**Input rows:**
========================================
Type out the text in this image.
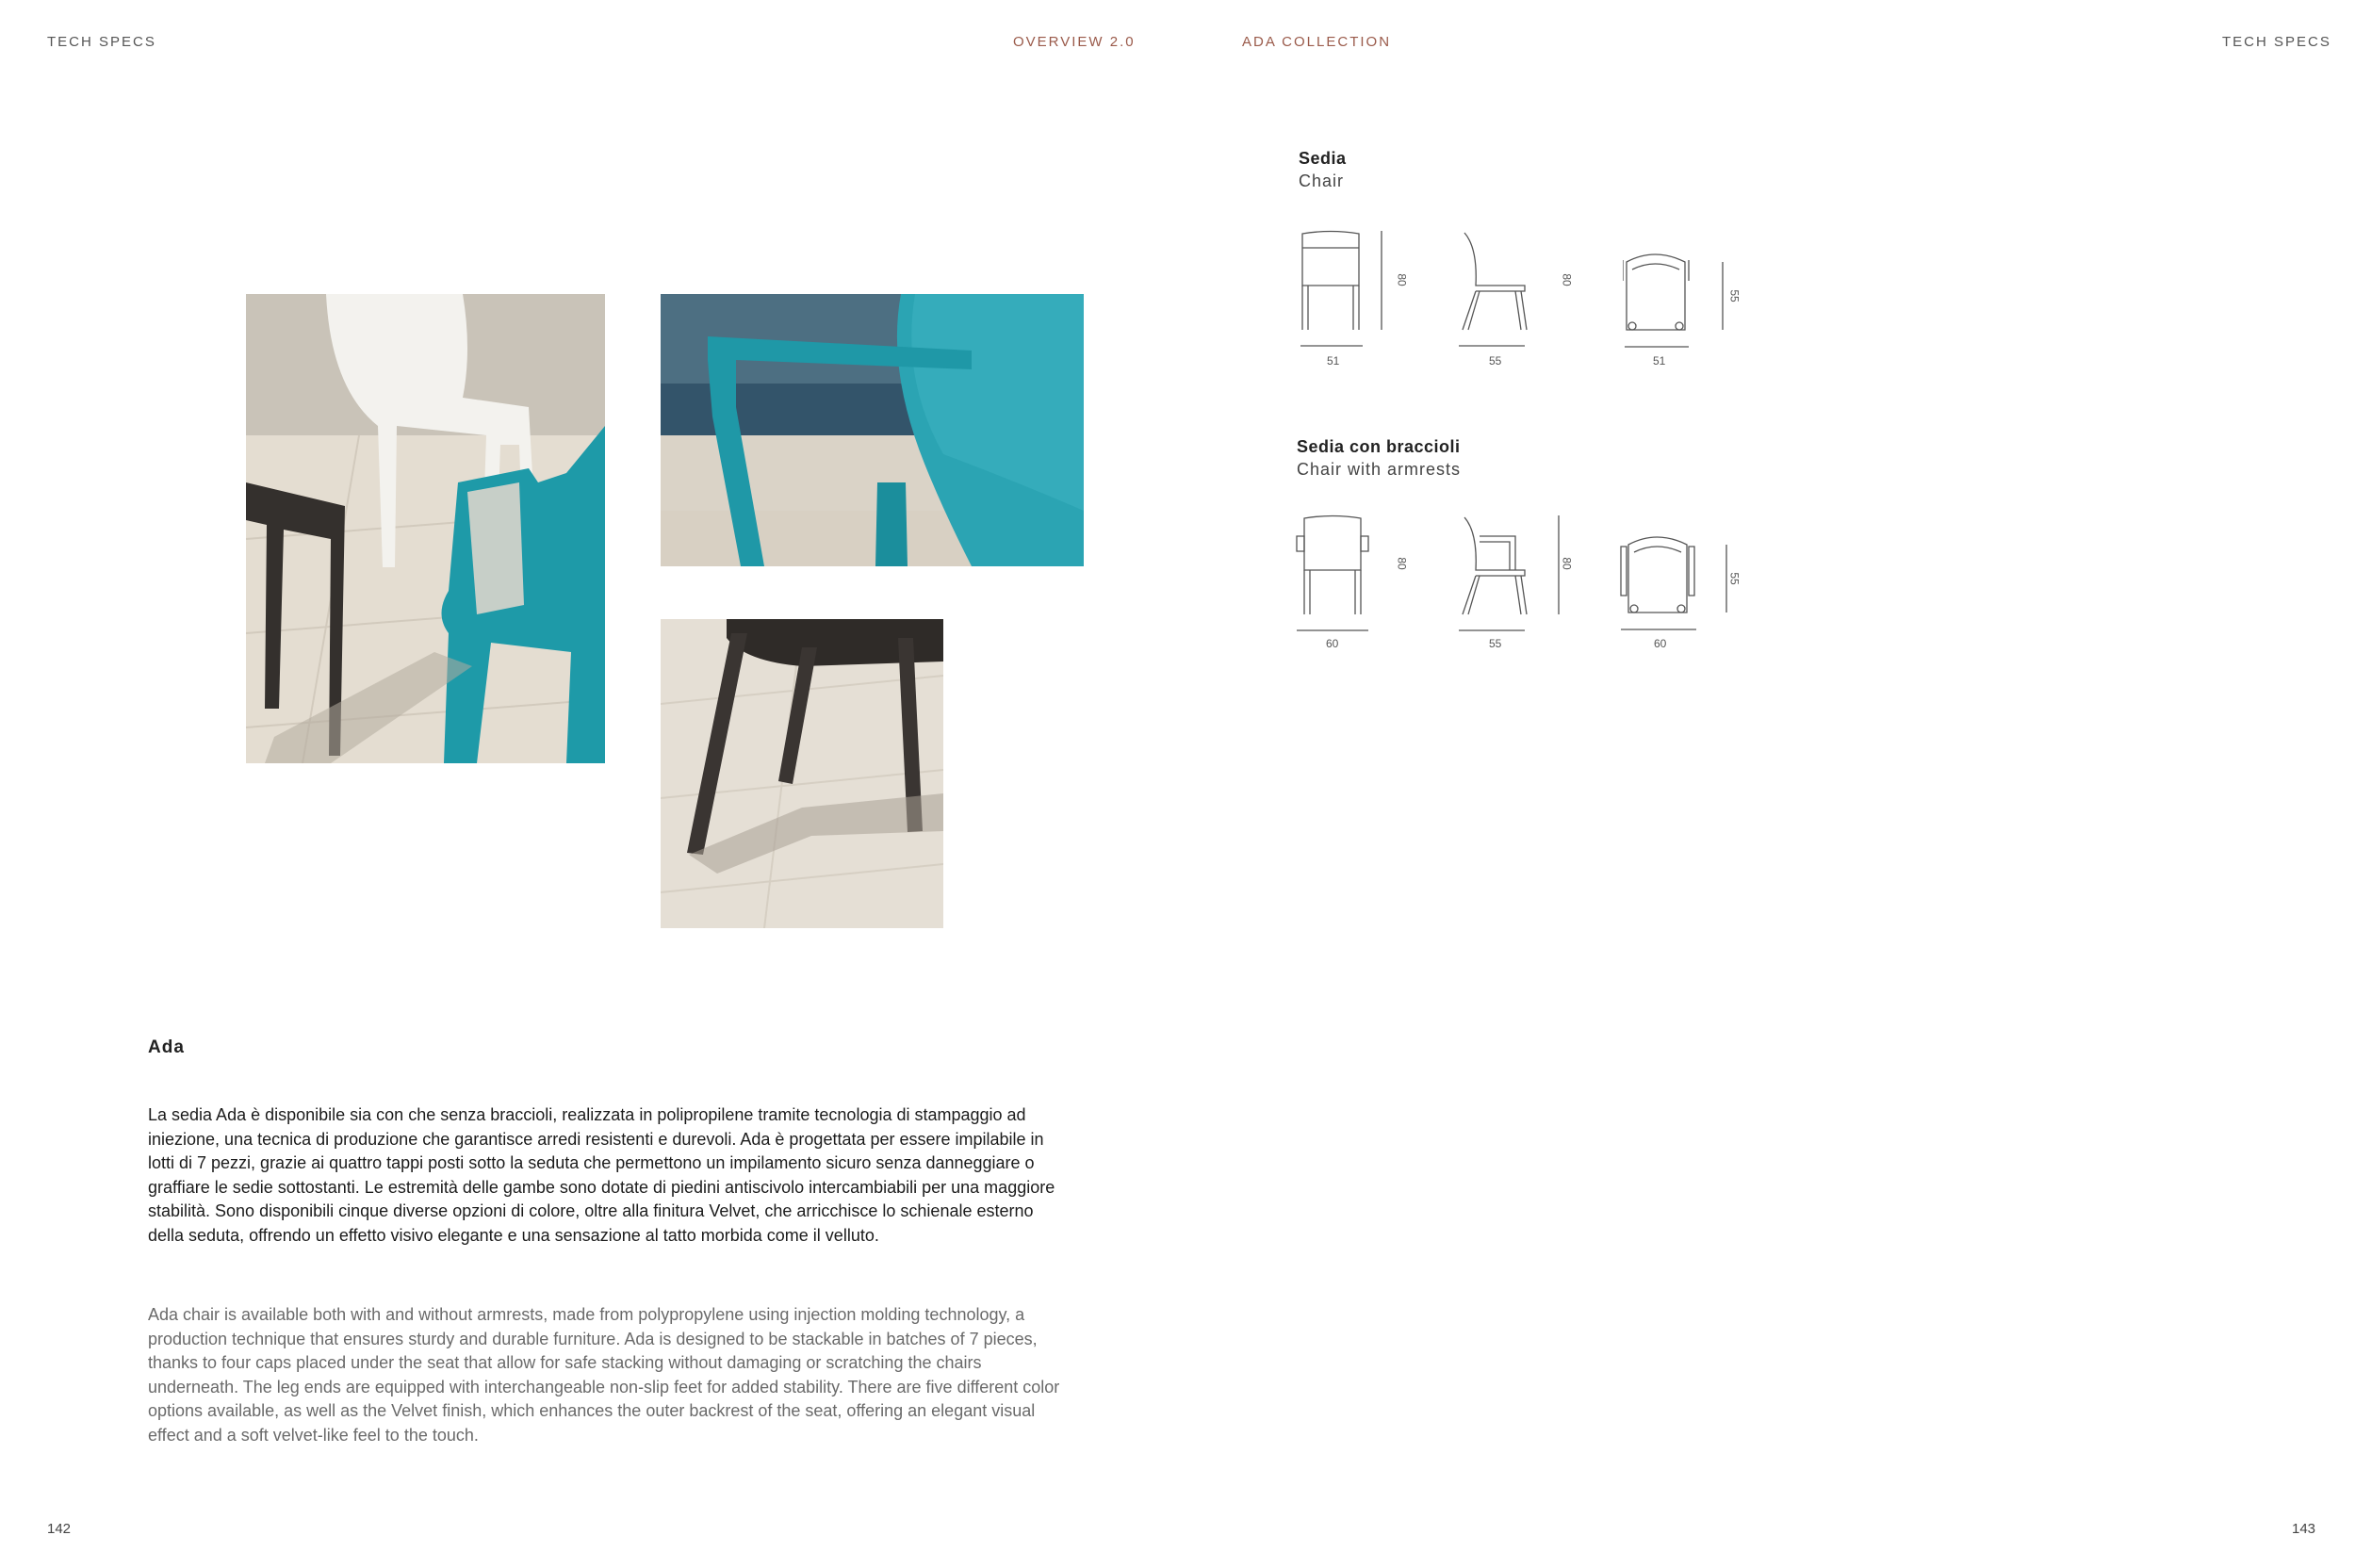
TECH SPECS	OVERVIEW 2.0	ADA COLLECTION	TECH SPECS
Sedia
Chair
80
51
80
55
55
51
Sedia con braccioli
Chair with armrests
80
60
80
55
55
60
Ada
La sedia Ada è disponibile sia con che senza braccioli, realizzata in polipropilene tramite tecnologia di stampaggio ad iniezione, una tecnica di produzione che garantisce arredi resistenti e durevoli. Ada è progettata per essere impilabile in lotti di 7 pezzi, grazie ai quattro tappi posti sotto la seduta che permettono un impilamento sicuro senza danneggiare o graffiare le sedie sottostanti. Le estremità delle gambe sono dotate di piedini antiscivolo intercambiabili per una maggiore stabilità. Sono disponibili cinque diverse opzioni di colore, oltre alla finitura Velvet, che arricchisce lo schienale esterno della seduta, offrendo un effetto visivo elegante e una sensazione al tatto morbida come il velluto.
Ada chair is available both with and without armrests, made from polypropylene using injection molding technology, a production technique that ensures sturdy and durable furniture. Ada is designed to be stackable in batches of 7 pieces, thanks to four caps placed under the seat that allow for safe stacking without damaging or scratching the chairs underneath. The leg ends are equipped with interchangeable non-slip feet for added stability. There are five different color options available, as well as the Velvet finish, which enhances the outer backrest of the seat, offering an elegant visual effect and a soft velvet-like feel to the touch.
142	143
========================================
**Set problem:**
Copy out the listing exactly as it stands, but not the pictures.

**Response for this exercise:**
Type out the text in this image.
TECH SPECS	OVERVIEW 2.0	ADA COLLECTION	TECH SPECS
Sedia
Chair
80
51
80
55
55
51
Sedia con braccioli
Chair with armrests
80
60
80
55
55
60
Ada
La sedia Ada è disponibile sia con che senza braccioli, realizzata in polipropilene tramite tecnologia di stampaggio ad iniezione, una tecnica di produzione che garantisce arredi resistenti e durevoli. Ada è progettata per essere impilabile in lotti di 7 pezzi, grazie ai quattro tappi posti sotto la seduta che permettono un impilamento sicuro senza danneggiare o graffiare le sedie sottostanti. Le estremità delle gambe sono dotate di piedini antiscivolo intercambiabili per una maggiore stabilità. Sono disponibili cinque diverse opzioni di colore, oltre alla finitura Velvet, che arricchisce lo schienale esterno della seduta, offrendo un effetto visivo elegante e una sensazione al tatto morbida come il velluto.
Ada chair is available both with and without armrests, made from polypropylene using injection molding technology, a production technique that ensures sturdy and durable furniture. Ada is designed to be stackable in batches of 7 pieces, thanks to four caps placed under the seat that allow for safe stacking without damaging or scratching the chairs underneath. The leg ends are equipped with interchangeable non-slip feet for added stability. There are five different color options available, as well as the Velvet finish, which enhances the outer backrest of the seat, offering an elegant visual effect and a soft velvet-like feel to the touch.
142	143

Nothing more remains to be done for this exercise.